What is expected
Tally the lines below that contain the word "driving", and give only that number.

[start]

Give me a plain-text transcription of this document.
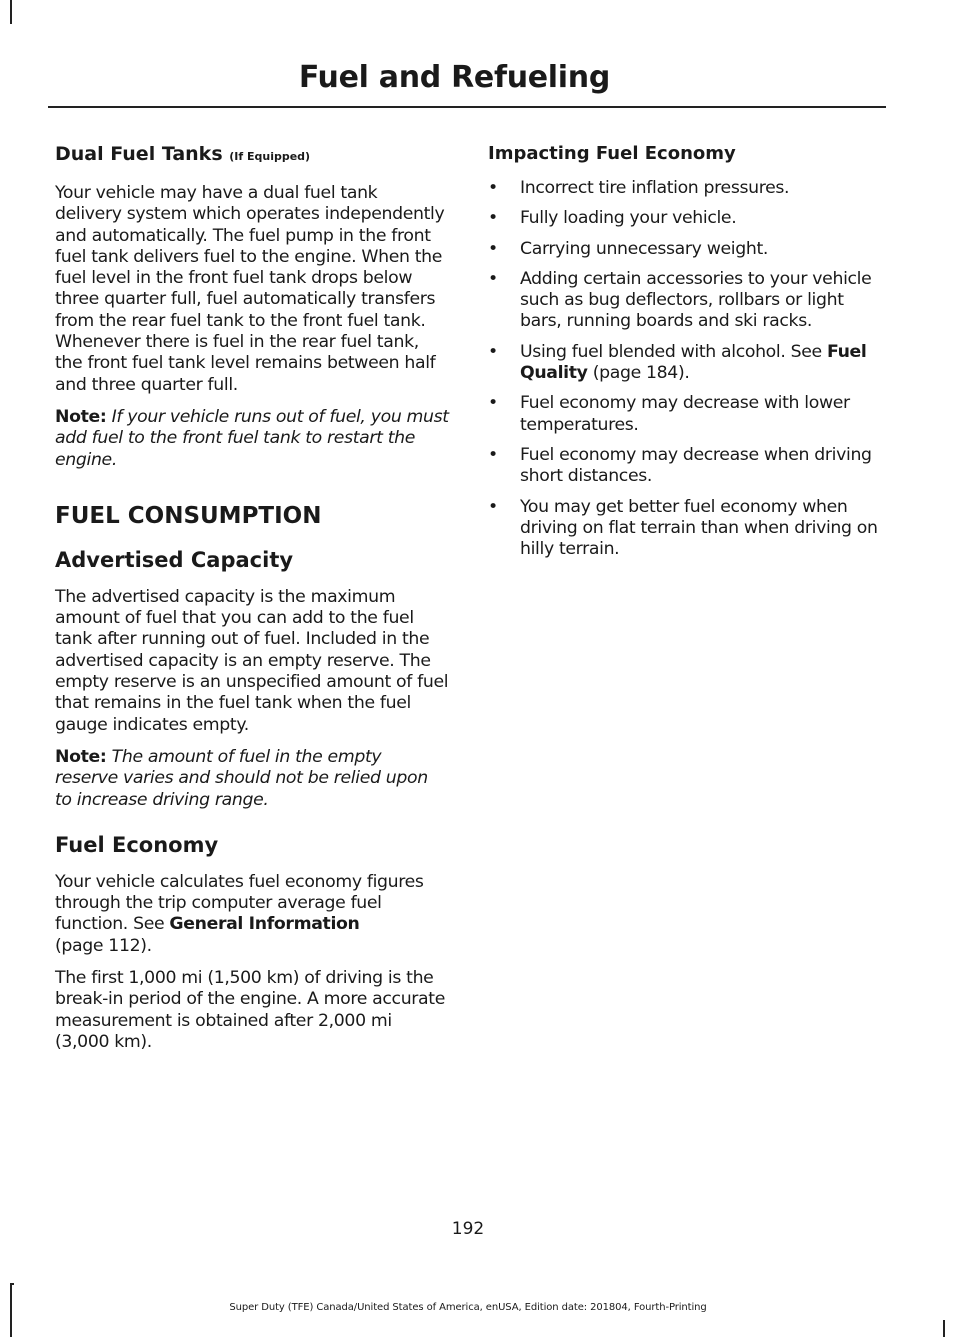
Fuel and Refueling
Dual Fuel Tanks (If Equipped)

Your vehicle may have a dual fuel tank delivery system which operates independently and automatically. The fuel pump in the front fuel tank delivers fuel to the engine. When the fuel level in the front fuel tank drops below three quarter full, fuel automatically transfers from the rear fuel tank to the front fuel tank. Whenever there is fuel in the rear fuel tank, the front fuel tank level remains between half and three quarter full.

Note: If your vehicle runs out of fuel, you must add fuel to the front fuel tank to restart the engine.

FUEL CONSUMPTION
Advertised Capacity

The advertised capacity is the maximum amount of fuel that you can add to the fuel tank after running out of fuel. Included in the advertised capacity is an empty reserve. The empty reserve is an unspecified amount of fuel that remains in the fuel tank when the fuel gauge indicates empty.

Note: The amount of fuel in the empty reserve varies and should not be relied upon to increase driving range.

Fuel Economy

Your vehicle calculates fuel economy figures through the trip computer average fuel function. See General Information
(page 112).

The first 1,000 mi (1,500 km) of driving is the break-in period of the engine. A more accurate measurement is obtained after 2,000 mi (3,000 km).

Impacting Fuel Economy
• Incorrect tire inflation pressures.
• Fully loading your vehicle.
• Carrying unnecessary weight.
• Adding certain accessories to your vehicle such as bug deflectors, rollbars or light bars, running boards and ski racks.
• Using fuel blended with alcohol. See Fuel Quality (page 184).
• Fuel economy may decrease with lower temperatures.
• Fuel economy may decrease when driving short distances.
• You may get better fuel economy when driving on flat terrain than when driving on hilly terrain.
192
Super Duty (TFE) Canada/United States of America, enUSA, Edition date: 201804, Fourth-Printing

[end]
[start]

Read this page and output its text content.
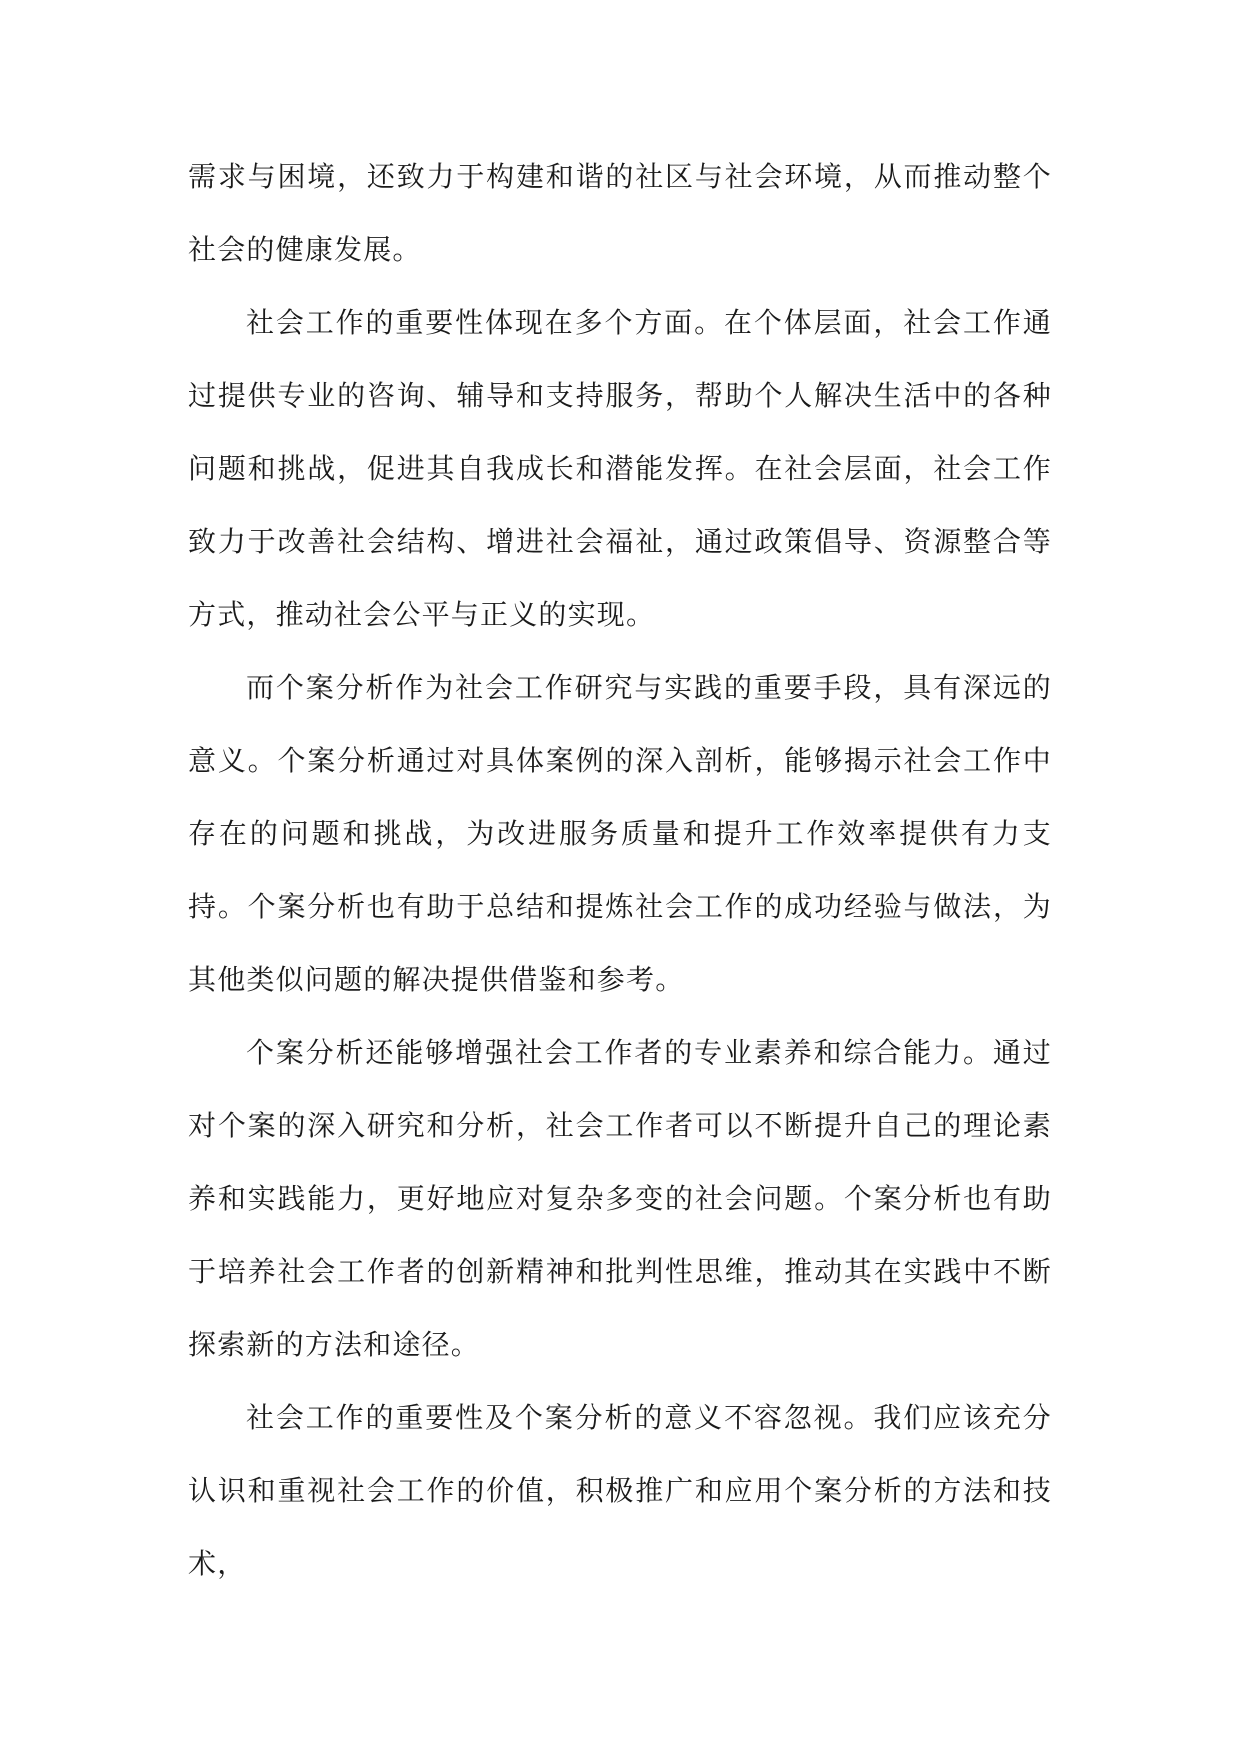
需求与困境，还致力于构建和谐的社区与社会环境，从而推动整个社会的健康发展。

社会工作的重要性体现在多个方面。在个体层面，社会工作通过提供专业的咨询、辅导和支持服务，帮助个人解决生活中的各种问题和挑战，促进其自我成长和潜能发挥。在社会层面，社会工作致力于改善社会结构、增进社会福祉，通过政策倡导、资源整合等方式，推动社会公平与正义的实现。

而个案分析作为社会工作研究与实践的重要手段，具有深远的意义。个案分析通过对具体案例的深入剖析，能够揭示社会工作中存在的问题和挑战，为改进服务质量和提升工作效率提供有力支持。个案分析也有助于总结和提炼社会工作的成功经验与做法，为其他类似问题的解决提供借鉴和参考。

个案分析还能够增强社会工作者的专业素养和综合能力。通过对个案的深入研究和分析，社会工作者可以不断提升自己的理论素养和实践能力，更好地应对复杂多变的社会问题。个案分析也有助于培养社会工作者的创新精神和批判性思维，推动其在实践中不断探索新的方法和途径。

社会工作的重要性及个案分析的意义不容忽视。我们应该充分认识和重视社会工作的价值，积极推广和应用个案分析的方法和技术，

[end]

Result of this task
4